:: WRITTEN TASK ::
Exactly repeat the material, dropping every picture from the copy.

Stored data entries
## START

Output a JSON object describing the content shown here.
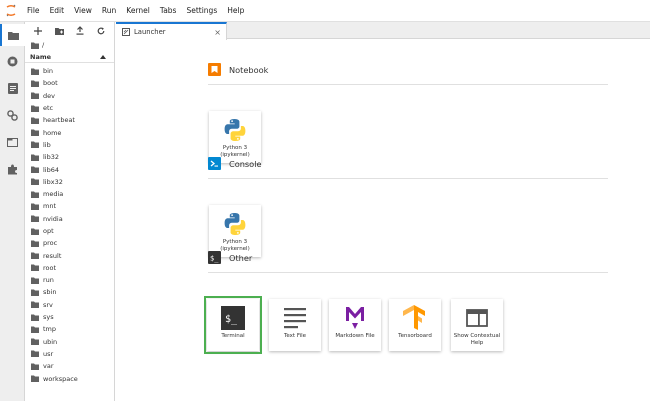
{
  "menubar": {
    "items": [
      "File",
      "Edit",
      "View",
      "Run",
      "Kernel",
      "Tabs",
      "Settings",
      "Help"
    ]
  },
  "filebrowser": {
    "breadcrumb": "/",
    "column_name": "Name",
    "items": [
      "bin",
      "boot",
      "dev",
      "etc",
      "heartbeat",
      "home",
      "lib",
      "lib32",
      "lib64",
      "libx32",
      "media",
      "mnt",
      "nvidia",
      "opt",
      "proc",
      "result",
      "root",
      "run",
      "sbin",
      "srv",
      "sys",
      "tmp",
      "ubin",
      "usr",
      "var",
      "workspace"
    ]
  },
  "tab": {
    "label": "Launcher",
    "close": "×"
  },
  "launcher": {
    "sections": {
      "notebook": "Notebook",
      "console": "Console",
      "other": "Other"
    },
    "notebook_card": "Python 3 (ipykernel)",
    "console_card": "Python 3 (ipykernel)",
    "other_cards": [
      "Terminal",
      "Text File",
      "Markdown File",
      "Tensorboard",
      "Show Contextual Help"
    ]
  },
  "colors": {
    "accent": "#1976d2",
    "notebook_orange": "#f57c00",
    "console_blue": "#0288d1",
    "terminal_green_highlight": "#4caf50",
    "markdown_purple": "#7b1fa2",
    "tensorboard_orange": "#ff9800"
  }
}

## END

:: FULL RESPONSE ::
Output a JSON object describing the content shown here.
{
  "menubar": {
    "items": [
      "File",
      "Edit",
      "View",
      "Run",
      "Kernel",
      "Tabs",
      "Settings",
      "Help"
    ]
  },
  "filebrowser": {
    "breadcrumb": "/",
    "column_name": "Name",
    "items": [
      "bin",
      "boot",
      "dev",
      "etc",
      "heartbeat",
      "home",
      "lib",
      "lib32",
      "lib64",
      "libx32",
      "media",
      "mnt",
      "nvidia",
      "opt",
      "proc",
      "result",
      "root",
      "run",
      "sbin",
      "srv",
      "sys",
      "tmp",
      "ubin",
      "usr",
      "var",
      "workspace"
    ]
  },
  "tab": {
    "label": "Launcher",
    "close": "×"
  },
  "launcher": {
    "sections": {
      "notebook": "Notebook",
      "console": "Console",
      "other": "Other"
    },
    "notebook_card": "Python 3 (ipykernel)",
    "console_card": "Python 3 (ipykernel)",
    "other_cards": [
      "Terminal",
      "Text File",
      "Markdown File",
      "Tensorboard",
      "Show Contextual Help"
    ]
  },
  "colors": {
    "accent": "#1976d2",
    "notebook_orange": "#f57c00",
    "console_blue": "#0288d1",
    "terminal_green_highlight": "#4caf50",
    "markdown_purple": "#7b1fa2",
    "tensorboard_orange": "#ff9800"
  }
}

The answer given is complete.